## start

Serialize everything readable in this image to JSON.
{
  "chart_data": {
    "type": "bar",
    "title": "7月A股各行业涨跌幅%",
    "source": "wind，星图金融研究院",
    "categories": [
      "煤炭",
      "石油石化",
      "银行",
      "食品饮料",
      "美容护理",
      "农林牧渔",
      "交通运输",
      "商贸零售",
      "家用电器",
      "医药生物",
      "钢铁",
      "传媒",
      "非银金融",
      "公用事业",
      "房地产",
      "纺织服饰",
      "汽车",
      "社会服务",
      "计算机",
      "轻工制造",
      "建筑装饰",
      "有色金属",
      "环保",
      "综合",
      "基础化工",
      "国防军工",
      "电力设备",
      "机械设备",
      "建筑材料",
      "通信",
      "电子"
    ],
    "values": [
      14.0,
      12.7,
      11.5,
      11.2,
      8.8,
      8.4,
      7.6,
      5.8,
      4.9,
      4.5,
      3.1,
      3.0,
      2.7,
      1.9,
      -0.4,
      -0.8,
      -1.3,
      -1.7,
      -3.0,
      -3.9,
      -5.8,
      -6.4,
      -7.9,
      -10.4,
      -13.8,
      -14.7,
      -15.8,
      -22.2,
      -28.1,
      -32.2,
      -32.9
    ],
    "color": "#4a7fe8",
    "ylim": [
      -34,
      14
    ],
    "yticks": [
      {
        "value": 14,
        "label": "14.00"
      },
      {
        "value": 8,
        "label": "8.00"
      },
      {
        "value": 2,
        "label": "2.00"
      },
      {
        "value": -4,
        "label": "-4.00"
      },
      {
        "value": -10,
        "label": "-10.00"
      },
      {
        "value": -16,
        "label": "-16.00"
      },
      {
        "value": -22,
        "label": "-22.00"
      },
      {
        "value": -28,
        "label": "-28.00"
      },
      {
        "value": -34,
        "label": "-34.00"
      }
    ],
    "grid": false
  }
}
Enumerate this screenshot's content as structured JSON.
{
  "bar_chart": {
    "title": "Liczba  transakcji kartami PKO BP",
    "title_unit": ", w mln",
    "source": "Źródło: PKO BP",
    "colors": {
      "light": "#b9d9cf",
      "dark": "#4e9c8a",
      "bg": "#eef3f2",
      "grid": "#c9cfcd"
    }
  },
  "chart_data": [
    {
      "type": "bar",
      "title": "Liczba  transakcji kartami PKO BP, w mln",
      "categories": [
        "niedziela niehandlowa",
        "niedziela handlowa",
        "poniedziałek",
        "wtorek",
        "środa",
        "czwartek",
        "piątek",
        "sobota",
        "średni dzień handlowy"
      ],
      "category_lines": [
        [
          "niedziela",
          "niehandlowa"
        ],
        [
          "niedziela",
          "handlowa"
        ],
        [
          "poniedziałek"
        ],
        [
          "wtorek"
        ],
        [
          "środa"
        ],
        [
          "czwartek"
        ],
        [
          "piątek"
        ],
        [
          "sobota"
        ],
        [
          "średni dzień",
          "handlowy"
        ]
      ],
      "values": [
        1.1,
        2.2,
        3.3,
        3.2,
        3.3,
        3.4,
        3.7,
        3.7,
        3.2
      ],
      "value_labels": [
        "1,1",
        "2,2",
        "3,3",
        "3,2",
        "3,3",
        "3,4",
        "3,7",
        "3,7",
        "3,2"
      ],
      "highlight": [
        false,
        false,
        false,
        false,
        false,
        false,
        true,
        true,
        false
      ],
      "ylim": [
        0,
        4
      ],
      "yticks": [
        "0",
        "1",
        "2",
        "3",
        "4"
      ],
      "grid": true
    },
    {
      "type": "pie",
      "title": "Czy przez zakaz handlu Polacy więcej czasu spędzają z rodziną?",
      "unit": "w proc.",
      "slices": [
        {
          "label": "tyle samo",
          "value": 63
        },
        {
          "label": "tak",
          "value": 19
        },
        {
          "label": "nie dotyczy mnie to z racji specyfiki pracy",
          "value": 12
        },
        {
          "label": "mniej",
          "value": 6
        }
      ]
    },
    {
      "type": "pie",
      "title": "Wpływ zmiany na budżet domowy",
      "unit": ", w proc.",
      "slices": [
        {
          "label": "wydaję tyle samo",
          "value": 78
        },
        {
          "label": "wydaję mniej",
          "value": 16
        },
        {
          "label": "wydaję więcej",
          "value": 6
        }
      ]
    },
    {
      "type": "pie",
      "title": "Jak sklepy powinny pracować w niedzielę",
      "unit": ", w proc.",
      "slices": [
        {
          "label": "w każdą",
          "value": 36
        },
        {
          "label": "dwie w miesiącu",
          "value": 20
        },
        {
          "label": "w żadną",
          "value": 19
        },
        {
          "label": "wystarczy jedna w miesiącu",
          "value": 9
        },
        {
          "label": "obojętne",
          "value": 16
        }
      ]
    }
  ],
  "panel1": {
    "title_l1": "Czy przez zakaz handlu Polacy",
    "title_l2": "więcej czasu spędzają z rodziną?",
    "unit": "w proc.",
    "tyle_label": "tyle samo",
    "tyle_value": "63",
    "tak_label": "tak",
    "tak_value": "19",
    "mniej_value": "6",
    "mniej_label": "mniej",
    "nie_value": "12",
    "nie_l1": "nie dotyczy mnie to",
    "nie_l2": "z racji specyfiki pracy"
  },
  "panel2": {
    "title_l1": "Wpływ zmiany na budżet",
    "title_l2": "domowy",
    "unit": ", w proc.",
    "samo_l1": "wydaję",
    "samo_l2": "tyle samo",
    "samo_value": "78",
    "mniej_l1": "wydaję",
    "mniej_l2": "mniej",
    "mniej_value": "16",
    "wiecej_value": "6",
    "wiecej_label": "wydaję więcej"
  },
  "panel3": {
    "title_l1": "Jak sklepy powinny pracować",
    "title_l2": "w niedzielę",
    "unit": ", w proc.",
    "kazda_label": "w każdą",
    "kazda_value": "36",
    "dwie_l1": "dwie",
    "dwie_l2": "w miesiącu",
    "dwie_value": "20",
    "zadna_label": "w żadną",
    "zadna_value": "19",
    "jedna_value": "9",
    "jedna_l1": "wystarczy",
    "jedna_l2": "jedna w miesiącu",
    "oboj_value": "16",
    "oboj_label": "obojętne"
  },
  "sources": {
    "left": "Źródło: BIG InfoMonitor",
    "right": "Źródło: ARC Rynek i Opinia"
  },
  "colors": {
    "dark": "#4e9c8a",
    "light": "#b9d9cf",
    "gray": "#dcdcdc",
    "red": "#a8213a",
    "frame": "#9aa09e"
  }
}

## end

Stated problem: State how many lines in the records above contain the word "niedziela", giving only the number.

Exercise solution: 4